* [Problem description]: Look through the data and write out every line with the word "ffffff" in it.

※ ※ ※

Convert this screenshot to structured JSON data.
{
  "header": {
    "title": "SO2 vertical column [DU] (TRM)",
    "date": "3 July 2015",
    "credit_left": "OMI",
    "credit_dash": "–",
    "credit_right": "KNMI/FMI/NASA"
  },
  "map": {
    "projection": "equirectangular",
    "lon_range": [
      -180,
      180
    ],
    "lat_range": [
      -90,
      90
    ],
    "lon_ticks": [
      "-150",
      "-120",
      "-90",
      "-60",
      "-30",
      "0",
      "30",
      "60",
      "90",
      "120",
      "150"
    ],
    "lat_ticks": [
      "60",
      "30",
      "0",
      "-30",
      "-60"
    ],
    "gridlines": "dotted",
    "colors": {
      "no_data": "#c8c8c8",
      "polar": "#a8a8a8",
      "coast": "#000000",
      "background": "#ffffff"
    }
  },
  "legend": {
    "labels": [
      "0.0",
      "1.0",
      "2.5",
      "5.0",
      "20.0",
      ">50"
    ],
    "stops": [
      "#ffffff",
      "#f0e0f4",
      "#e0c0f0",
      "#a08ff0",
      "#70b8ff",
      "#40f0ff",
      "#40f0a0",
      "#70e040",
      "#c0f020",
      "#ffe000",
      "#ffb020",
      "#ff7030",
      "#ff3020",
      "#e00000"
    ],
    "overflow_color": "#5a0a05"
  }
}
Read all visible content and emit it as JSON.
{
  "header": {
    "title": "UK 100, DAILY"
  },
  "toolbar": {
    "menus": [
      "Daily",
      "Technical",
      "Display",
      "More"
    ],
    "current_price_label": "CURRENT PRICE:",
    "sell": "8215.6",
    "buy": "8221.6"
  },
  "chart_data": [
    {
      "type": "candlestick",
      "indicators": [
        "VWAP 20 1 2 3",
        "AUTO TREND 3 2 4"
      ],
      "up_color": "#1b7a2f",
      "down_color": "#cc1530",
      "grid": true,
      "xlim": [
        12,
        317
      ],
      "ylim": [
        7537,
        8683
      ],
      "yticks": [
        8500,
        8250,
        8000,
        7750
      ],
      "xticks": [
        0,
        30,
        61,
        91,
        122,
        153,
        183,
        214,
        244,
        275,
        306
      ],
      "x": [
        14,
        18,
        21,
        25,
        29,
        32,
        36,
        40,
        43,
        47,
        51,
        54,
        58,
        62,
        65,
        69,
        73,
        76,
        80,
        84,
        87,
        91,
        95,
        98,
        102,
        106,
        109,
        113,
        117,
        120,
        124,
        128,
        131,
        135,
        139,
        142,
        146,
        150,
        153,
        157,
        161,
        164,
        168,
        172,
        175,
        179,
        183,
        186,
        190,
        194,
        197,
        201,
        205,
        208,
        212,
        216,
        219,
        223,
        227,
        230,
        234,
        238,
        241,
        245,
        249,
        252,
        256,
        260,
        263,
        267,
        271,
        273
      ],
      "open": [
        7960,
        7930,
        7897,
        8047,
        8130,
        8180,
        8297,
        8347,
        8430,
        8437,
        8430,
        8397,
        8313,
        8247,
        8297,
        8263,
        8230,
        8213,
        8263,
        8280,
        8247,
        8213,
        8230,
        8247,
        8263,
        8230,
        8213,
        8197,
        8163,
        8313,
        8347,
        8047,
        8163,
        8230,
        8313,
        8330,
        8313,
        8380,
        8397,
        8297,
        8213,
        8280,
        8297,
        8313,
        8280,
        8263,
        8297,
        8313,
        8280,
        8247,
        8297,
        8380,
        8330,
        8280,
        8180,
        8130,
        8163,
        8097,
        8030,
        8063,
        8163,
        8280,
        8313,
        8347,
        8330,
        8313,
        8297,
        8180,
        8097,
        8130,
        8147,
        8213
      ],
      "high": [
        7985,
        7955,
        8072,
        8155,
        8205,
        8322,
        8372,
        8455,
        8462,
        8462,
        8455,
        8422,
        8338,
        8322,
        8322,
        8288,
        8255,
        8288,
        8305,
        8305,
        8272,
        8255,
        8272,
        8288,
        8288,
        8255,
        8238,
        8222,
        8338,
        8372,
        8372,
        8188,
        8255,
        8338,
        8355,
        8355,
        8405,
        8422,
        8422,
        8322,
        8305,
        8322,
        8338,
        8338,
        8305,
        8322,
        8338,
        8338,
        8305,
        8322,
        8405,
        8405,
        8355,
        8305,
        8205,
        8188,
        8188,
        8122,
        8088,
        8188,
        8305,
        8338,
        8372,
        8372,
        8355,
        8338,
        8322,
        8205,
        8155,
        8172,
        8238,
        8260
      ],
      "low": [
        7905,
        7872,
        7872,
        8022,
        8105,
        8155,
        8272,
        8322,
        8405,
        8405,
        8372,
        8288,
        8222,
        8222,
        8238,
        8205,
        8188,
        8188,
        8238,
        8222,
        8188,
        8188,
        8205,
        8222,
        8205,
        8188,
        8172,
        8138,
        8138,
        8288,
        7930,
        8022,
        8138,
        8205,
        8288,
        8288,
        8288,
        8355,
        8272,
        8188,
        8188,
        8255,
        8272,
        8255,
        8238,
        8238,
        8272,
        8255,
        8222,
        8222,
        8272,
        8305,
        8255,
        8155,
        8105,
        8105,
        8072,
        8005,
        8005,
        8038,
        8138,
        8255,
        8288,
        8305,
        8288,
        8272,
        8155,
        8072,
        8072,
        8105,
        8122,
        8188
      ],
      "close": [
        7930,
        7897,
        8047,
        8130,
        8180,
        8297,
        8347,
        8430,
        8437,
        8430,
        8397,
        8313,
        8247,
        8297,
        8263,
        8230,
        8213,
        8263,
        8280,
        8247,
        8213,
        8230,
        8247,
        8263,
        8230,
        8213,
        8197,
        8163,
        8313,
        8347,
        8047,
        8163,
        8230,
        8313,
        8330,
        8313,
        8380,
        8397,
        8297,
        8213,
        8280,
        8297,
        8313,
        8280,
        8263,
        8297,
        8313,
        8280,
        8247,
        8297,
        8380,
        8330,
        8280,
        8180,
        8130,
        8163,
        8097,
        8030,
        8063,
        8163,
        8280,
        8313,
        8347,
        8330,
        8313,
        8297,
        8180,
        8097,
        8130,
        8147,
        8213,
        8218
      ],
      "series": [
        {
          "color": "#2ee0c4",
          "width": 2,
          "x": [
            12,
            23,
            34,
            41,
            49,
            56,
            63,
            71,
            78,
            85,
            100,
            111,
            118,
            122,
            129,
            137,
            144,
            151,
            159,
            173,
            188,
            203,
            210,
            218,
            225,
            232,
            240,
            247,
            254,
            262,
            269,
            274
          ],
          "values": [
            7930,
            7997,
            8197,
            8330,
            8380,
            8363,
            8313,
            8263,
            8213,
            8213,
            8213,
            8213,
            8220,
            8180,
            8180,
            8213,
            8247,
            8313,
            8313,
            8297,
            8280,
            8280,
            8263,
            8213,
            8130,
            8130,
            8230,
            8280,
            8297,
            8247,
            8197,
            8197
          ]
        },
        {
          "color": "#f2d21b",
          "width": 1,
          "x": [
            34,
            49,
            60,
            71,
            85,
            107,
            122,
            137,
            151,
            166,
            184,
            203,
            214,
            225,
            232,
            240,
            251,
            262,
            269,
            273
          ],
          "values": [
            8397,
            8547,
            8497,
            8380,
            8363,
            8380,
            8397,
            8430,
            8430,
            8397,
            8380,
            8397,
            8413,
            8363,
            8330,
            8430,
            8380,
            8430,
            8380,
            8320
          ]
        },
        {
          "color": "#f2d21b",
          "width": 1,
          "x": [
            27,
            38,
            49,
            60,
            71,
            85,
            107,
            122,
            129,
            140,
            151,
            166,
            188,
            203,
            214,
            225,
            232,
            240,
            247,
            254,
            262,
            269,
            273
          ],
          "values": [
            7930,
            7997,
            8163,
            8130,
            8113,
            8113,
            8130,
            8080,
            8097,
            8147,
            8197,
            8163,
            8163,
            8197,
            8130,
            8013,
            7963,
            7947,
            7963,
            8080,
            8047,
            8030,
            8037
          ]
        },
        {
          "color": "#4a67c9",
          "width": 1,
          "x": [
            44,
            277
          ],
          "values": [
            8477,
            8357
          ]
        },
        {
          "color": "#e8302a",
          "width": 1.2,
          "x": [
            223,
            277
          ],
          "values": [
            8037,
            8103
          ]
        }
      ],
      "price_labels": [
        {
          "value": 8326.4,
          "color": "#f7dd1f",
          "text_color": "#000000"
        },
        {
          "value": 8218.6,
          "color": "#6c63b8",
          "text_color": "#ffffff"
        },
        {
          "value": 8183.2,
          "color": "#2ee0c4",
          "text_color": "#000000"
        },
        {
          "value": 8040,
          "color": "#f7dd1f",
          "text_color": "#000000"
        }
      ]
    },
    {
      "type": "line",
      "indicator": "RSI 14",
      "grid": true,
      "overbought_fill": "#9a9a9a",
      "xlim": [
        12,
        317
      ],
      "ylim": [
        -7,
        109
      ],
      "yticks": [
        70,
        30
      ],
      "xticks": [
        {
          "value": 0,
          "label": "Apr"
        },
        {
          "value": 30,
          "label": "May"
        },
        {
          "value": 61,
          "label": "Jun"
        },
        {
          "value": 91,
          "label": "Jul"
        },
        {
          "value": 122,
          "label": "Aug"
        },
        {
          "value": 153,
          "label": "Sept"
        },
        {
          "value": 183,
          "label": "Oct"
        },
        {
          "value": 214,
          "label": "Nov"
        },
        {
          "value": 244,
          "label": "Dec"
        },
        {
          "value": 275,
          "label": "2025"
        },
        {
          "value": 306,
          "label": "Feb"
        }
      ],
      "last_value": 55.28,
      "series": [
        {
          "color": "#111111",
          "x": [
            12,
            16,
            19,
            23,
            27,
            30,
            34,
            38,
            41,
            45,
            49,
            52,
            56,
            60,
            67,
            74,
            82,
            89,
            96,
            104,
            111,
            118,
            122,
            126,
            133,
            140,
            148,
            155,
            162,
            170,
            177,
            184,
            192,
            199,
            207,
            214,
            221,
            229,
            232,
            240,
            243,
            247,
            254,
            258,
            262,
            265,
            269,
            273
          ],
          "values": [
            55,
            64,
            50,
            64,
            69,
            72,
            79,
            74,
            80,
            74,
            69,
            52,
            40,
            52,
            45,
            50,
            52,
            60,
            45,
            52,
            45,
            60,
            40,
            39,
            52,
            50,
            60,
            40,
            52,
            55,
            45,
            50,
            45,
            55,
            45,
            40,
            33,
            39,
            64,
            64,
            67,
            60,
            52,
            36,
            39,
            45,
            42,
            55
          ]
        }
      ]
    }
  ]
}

※ ※ ※

* [Response to the task]:
      "background": "#ffffff"
      "#ffffff",
          "text_color": "#ffffff"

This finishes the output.